**Job:**
Check each line for the string "tagline" and give only the count of lines that have it.

+++ Data supplied +++

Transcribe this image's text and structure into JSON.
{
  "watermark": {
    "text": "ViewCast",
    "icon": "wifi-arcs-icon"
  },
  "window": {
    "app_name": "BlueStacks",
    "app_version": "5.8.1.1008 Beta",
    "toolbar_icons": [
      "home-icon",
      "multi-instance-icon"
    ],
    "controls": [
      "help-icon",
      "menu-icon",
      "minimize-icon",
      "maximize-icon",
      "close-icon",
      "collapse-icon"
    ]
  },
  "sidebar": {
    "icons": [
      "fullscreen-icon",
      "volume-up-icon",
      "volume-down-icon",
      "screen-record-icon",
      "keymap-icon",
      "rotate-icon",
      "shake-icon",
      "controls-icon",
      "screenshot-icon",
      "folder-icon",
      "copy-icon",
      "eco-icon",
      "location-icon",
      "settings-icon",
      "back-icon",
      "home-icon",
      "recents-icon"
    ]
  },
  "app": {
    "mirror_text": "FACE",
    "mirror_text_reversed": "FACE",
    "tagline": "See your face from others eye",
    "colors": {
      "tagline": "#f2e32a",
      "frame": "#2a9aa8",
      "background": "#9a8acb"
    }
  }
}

+++

**Worked solution:**
2